• _Source data_:
= = = =
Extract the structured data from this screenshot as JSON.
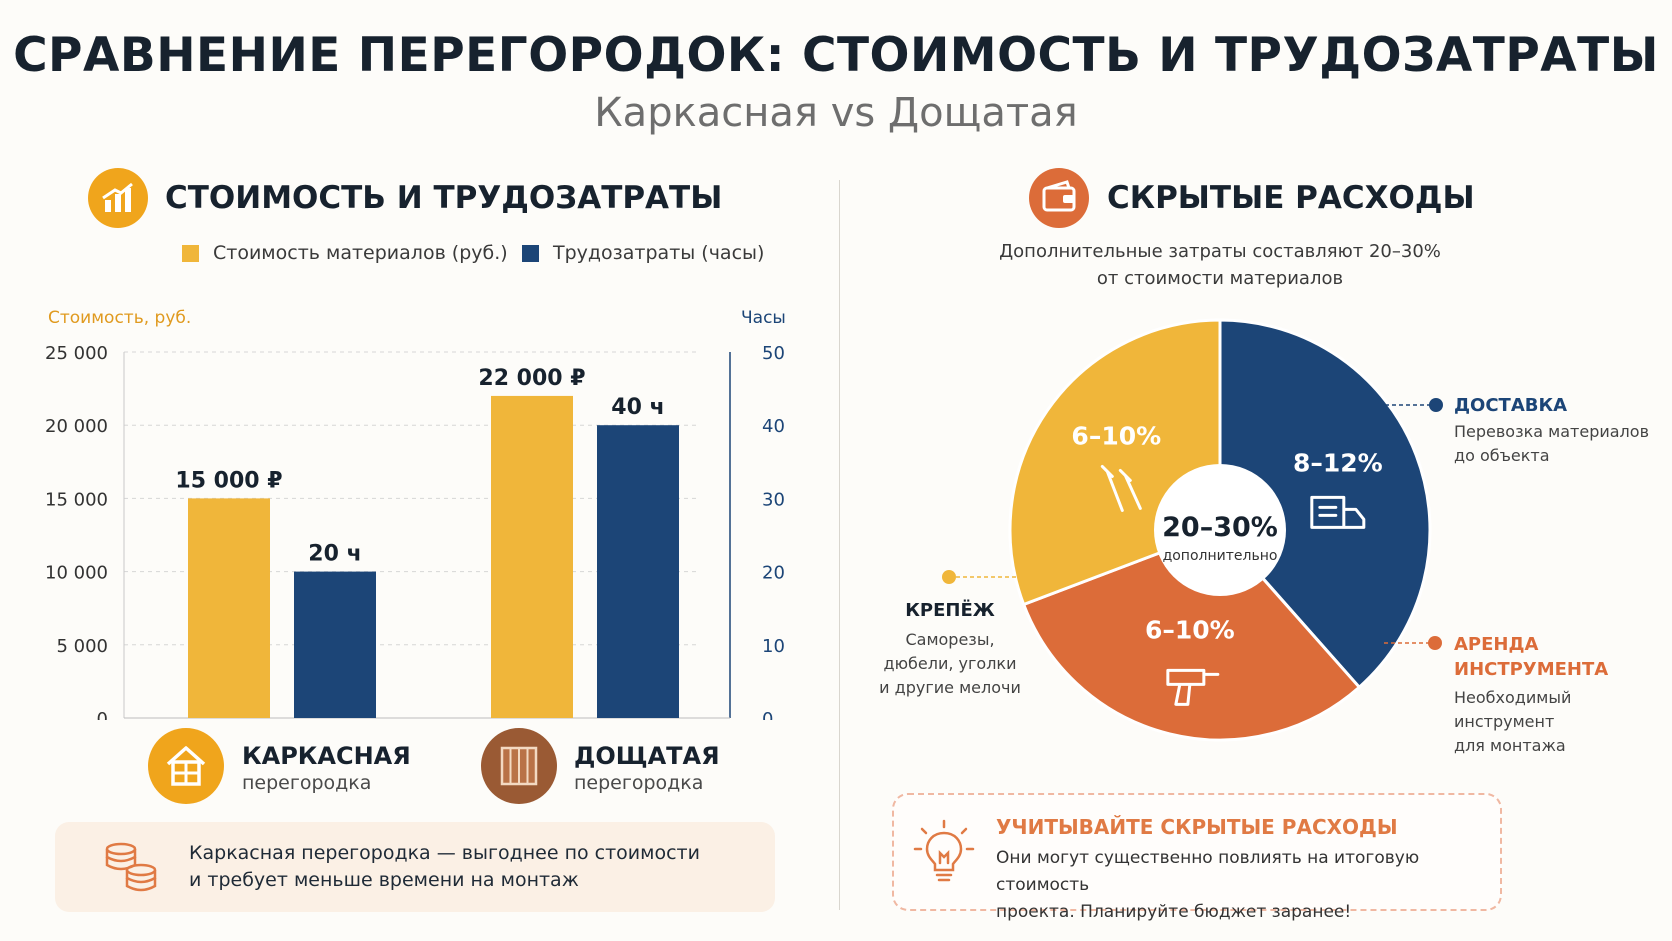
{
  "title": "СРАВНЕНИЕ ПЕРЕГОРОДОК: СТОИМОСТЬ И ТРУДОЗАТРАТЫ",
  "subtitle": "Каркасная vs Дощатая",
  "colors": {
    "gold": "#f0b63a",
    "navy": "#1c4577",
    "orange": "#dc6c39",
    "axis_gold": "#e09a1f",
    "axis_navy": "#1c4577"
  },
  "left": {
    "section_title": "СТОИМОСТЬ И ТРУДОЗАТРАТЫ",
    "section_icon": "bar-chart-icon",
    "legend": [
      {
        "label": "Стоимость материалов (руб.)",
        "color": "#f0b63a"
      },
      {
        "label": "Трудозатраты (часы)",
        "color": "#1c4577"
      }
    ],
    "categories": [
      {
        "name": "КАРКАСНАЯ",
        "sub": "перегородка",
        "icon": "house-icon",
        "icon_color": "#f0a51c"
      },
      {
        "name": "ДОЩАТАЯ",
        "sub": "перегородка",
        "icon": "planks-icon",
        "icon_color": "#9a5a34"
      }
    ],
    "summary": {
      "icon": "coins-icon",
      "line1": "Каркасная перегородка — выгоднее по стоимости",
      "line2": "и требует меньше времени на монтаж"
    }
  },
  "chart_data": [
    {
      "type": "bar",
      "categories": [
        "Каркасная перегородка",
        "Дощатая перегородка"
      ],
      "series": [
        {
          "name": "Стоимость материалов (руб.)",
          "axis": "left",
          "values": [
            15000,
            22000
          ],
          "labels": [
            "15 000 ₽",
            "22 000 ₽"
          ],
          "color": "#f0b63a"
        },
        {
          "name": "Трудозатраты (часы)",
          "axis": "right",
          "values": [
            20,
            40
          ],
          "labels": [
            "20 ч",
            "40 ч"
          ],
          "color": "#1c4577"
        }
      ],
      "ylabel_left": "Стоимость, руб.",
      "ylabel_right": "Часы",
      "ylim_left": [
        0,
        25000
      ],
      "ylim_right": [
        0,
        50
      ],
      "yticks_left": [
        "25 000",
        "20 000",
        "15 000",
        "10 000",
        "5 000",
        "0"
      ],
      "yticks_right": [
        "50",
        "40",
        "30",
        "20",
        "10",
        "0"
      ],
      "grid": true
    },
    {
      "type": "pie",
      "title": "СКРЫТЫЕ РАСХОДЫ",
      "center_label": "20–30%",
      "center_sub": "дополнительно",
      "slices": [
        {
          "label": "ДОСТАВКА",
          "value": 10,
          "text": "8–12%",
          "color": "#1c4577",
          "icon": "truck-icon"
        },
        {
          "label": "АРЕНДА ИНСТРУМЕНТА",
          "value": 8,
          "text": "6–10%",
          "color": "#dc6c39",
          "icon": "drill-icon"
        },
        {
          "label": "КРЕПЁЖ",
          "value": 8,
          "text": "6–10%",
          "color": "#f0b63a",
          "icon": "screws-icon"
        }
      ]
    }
  ],
  "right": {
    "section_title": "СКРЫТЫЕ РАСХОДЫ",
    "section_icon": "wallet-icon",
    "note_line1": "Дополнительные затраты составляют 20–30%",
    "note_line2": "от стоимости материалов",
    "annotations": {
      "delivery": {
        "title": "ДОСТАВКА",
        "line1": "Перевозка материалов",
        "line2": "до объекта"
      },
      "tools": {
        "title1": "АРЕНДА",
        "title2": "ИНСТРУМЕНТА",
        "line1": "Необходимый инструмент",
        "line2": "для монтажа"
      },
      "fasteners": {
        "title": "КРЕПЁЖ",
        "line1": "Саморезы,",
        "line2": "дюбели, уголки",
        "line3": "и другие мелочи"
      }
    },
    "tip": {
      "icon": "lightbulb-icon",
      "title": "УЧИТЫВАЙТЕ СКРЫТЫЕ РАСХОДЫ",
      "line1": "Они могут существенно повлиять на итоговую стоимость",
      "line2": "проекта. Планируйте бюджет заранее!"
    }
  }
}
= = = =
• _Aim of the task_: From the records, copy every line that has the string "РАСХОДЫ" in it.

• _Result_:
      "title": "СКРЫТЫЕ РАСХОДЫ",
    "section_title": "СКРЫТЫЕ РАСХОДЫ",
      "title": "УЧИТЫВАЙТЕ СКРЫТЫЕ РАСХОДЫ",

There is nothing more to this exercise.